=== PROBLEM ===
Determine the count of lines holding "buyers" and give that count alone.

=== RECORDS FOR PROCESSING ===
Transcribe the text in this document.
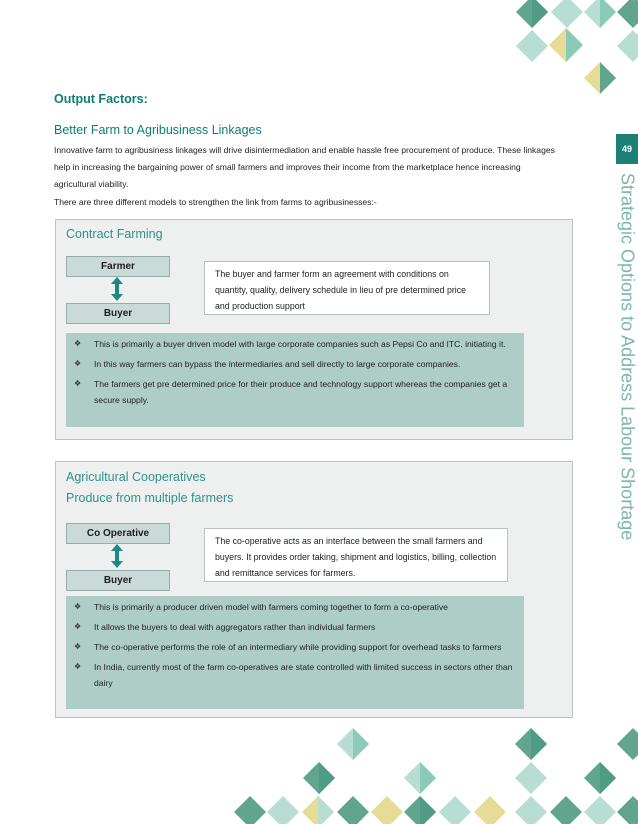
49
Strategic Options to Address Labour Shortage
Output Factors:
Better Farm to Agribusiness Linkages
Innovative farm to agribusiness linkages will drive disintermediation and enable hassle free procurement of produce. These linkages help in increasing the bargaining power of small farmers and improves their income from the marketplace hence increasing agricultural viability.
There are three different models to strengthen the link from farms to agribusinesses:-
Contract Farming
Farmer
Buyer
The buyer and farmer form an agreement with conditions on quantity, quality, delivery schedule in lieu of pre determined price and production support
❖ This is primarily a buyer driven model with large corporate companies such as Pepsi Co and ITC. initiating it.
❖ In this way farmers can bypass the intermediaries and sell directly to large corporate companies.
❖ The farmers get pre determined price for their produce and technology support whereas the companies get a secure supply.
Agricultural Cooperatives
Produce from multiple farmers
Co Operative
Buyer
The co-operative acts as an interface between the small farmers and buyers. It provides order taking, shipment and logistics, billing, collection and remittance services for farmers.
❖ This is primarily a producer driven model with farmers coming together to form a co-operative
❖ It allows the buyers to deal with aggregators rather than individual farmers
❖ The co-operative performs the role of an intermediary while providing support for overhead tasks to farmers
❖ In India, currently most of the farm co-operatives are state controlled with limited success in sectors other than dairy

=== ANSWER TO THE PROBLEM ===
2